%%

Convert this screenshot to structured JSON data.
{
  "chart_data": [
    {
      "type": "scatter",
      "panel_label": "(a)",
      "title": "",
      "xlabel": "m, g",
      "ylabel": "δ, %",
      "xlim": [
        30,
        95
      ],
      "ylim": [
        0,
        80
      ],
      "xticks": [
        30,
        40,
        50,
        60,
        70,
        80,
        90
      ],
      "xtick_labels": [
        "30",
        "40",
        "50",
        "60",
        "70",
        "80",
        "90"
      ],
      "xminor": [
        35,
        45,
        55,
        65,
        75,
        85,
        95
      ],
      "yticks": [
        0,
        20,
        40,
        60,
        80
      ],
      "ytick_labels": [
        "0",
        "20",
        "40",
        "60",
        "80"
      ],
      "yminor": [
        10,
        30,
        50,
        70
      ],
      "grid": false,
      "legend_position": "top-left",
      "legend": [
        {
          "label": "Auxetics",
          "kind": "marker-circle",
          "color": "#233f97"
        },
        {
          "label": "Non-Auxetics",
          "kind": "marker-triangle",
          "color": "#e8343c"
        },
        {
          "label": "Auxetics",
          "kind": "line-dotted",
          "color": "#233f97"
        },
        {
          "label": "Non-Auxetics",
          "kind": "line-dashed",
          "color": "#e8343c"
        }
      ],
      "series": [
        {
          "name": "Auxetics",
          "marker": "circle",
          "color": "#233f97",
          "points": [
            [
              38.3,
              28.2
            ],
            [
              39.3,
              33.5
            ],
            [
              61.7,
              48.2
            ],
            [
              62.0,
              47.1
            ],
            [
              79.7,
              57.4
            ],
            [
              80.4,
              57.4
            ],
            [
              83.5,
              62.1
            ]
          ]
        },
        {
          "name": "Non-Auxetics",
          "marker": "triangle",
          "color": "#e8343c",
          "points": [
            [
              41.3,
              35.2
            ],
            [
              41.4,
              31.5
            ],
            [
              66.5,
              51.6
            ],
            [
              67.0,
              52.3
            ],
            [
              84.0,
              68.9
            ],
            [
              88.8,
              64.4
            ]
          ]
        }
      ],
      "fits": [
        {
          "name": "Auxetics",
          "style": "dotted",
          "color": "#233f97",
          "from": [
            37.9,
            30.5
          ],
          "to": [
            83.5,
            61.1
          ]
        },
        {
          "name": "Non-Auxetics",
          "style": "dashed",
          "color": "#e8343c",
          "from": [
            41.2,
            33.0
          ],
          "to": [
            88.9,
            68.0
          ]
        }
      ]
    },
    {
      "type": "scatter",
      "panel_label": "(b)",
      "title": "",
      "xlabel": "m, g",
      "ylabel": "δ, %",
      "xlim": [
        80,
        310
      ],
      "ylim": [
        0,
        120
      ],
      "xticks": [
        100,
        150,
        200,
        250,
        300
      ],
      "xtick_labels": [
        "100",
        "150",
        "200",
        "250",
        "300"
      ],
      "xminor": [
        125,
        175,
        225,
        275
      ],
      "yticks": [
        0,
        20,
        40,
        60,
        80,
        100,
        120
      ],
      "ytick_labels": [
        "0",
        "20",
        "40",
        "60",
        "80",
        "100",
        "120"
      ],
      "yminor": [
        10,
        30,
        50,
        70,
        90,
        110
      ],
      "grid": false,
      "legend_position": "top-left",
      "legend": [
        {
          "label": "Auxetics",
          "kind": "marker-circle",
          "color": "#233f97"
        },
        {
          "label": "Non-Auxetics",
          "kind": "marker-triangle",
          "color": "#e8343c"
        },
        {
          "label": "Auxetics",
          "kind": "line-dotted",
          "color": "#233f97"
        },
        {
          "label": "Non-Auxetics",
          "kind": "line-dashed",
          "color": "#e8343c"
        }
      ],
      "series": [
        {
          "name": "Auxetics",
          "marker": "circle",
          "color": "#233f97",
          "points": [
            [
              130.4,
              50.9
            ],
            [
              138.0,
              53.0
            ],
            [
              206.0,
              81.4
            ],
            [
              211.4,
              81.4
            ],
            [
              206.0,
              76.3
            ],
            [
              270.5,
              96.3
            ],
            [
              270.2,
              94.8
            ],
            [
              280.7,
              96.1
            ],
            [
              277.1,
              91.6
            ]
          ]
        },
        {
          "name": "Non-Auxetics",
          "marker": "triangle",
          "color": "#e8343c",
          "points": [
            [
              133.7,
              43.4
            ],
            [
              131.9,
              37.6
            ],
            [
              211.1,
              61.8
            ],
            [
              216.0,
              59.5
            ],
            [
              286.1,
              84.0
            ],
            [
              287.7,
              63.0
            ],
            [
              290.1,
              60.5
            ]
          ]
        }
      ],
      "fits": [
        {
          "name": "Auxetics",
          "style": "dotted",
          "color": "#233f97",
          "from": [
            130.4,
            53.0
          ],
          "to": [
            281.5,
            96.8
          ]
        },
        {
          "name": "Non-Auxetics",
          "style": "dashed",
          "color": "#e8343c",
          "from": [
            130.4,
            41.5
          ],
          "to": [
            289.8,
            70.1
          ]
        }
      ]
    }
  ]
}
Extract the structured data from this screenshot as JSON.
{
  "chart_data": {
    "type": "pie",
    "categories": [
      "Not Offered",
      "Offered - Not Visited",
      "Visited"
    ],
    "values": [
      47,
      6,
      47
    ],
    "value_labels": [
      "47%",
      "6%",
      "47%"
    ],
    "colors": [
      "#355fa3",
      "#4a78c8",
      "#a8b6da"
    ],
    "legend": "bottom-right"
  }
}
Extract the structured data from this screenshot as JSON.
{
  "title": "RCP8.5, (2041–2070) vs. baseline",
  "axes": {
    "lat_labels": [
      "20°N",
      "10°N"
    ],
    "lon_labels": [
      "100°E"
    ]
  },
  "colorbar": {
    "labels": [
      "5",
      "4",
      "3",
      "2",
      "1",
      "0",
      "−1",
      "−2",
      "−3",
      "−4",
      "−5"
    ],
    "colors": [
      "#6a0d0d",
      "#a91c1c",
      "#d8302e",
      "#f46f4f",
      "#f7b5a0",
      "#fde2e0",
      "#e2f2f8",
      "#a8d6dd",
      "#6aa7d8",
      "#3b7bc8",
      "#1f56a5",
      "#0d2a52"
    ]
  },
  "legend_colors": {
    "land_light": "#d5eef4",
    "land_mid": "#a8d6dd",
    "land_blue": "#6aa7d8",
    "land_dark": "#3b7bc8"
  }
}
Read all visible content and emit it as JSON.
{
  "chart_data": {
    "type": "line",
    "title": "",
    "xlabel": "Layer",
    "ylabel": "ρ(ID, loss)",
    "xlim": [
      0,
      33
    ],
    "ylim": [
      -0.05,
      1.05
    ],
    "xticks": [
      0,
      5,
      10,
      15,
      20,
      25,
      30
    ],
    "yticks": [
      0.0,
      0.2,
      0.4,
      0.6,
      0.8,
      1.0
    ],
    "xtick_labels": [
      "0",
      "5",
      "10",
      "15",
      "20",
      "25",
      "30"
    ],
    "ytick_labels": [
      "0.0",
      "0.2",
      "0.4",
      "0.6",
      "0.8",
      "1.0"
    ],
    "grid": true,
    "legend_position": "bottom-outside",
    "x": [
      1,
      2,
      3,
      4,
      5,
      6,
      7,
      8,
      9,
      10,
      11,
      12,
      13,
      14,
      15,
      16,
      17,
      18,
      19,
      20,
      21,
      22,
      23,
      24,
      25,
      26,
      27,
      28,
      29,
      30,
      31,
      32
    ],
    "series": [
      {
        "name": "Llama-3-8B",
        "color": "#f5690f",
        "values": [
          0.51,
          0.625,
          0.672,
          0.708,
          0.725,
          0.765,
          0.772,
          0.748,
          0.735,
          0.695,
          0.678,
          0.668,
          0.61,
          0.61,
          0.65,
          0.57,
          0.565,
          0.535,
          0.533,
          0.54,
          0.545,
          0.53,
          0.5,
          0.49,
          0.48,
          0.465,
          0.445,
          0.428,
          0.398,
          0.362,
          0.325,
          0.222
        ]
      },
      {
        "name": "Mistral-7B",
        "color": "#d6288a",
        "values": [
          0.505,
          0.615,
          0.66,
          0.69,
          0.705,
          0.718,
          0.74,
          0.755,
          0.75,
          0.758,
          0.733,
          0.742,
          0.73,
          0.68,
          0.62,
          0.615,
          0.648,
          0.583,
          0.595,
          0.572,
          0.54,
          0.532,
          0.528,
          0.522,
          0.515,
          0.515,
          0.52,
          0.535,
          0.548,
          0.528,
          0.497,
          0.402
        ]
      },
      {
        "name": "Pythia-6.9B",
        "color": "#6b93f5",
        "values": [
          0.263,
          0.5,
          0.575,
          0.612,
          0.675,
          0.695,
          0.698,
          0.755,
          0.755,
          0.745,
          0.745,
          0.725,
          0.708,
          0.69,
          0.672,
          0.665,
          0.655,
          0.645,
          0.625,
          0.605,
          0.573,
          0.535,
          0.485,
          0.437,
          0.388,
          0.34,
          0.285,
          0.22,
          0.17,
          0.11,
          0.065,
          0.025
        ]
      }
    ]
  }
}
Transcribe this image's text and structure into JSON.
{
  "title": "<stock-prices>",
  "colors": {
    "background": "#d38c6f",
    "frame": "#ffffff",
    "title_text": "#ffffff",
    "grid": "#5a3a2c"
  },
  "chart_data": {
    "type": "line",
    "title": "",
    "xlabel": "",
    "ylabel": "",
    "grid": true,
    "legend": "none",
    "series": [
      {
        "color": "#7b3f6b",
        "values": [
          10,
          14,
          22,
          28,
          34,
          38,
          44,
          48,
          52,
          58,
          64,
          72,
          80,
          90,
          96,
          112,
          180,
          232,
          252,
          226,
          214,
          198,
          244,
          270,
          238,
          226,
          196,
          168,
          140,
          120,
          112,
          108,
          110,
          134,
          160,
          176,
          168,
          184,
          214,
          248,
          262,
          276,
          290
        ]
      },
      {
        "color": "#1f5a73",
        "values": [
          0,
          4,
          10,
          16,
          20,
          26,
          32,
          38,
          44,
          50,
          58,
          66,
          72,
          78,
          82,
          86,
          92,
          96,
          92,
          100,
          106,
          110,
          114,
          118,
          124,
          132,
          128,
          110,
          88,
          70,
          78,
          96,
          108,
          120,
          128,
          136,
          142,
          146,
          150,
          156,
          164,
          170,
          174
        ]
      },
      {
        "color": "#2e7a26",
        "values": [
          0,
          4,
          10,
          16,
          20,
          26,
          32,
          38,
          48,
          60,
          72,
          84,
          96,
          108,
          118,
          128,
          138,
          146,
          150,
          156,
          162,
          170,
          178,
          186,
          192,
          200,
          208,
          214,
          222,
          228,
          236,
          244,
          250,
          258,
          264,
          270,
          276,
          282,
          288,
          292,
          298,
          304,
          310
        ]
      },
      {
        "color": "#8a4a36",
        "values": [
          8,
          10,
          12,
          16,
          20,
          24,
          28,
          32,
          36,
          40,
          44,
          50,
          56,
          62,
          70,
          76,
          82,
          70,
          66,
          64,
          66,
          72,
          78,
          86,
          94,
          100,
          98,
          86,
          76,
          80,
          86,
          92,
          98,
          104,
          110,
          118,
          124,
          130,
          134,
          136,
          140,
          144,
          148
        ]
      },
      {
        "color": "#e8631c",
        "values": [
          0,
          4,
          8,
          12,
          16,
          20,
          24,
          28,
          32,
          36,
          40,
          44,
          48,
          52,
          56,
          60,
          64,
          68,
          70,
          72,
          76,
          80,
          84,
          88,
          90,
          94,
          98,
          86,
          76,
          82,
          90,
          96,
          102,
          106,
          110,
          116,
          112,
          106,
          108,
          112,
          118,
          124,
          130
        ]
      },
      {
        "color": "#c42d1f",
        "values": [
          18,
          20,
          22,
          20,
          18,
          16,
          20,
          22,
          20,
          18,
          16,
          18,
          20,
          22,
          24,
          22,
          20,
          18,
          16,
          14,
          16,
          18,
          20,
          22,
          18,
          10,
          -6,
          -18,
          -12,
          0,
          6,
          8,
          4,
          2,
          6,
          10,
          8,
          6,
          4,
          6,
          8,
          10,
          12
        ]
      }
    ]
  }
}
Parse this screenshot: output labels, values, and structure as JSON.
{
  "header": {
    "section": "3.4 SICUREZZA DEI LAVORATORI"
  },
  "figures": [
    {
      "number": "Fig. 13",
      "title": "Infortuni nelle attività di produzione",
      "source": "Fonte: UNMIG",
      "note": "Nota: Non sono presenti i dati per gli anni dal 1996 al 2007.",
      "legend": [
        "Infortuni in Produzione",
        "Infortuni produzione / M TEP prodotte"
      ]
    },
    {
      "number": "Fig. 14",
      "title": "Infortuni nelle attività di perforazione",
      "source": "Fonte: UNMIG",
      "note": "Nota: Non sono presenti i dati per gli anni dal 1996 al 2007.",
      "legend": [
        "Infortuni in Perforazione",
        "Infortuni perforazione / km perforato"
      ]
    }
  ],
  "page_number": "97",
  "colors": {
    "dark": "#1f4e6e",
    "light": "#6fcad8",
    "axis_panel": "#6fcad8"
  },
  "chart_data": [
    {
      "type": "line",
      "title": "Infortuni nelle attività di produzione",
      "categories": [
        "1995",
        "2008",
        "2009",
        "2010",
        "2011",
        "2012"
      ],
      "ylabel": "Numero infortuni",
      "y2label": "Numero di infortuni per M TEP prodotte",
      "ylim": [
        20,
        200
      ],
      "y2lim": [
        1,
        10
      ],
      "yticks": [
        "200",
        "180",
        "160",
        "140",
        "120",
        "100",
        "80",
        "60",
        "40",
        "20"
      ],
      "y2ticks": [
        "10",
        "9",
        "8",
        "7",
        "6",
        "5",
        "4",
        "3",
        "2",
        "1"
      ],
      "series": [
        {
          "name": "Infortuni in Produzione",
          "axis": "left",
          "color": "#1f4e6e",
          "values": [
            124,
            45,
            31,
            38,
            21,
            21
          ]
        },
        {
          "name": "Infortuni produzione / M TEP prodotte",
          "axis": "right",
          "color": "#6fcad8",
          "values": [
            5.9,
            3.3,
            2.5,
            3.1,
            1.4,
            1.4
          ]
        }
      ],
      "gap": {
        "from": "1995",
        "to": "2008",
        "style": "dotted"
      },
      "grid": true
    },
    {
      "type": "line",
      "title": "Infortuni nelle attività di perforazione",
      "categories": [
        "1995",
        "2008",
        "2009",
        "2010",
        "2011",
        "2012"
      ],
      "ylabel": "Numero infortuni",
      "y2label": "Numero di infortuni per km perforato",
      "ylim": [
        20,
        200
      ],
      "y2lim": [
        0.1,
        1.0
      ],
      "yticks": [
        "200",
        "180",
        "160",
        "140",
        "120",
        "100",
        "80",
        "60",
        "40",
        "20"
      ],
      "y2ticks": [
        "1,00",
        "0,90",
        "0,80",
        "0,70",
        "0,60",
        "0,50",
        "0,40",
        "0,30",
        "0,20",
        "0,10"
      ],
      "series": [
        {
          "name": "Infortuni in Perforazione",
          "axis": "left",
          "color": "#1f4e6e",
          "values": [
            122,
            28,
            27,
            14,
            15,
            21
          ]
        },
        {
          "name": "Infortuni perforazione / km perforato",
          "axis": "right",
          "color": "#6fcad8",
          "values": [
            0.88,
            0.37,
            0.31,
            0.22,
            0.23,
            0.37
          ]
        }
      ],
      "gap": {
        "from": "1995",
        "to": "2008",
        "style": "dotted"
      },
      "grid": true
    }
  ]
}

%%

To be done: In the material above, find the lines that contain "JSON" and show them.

Solution:
Convert this screenshot to structured JSON data.
Extract the structured data from this screenshot as JSON.
Extract the structured data from this screenshot as JSON.
Read all visible content and emit it as JSON.
Transcribe this image's text and structure into JSON.
Parse this screenshot: output labels, values, and structure as JSON.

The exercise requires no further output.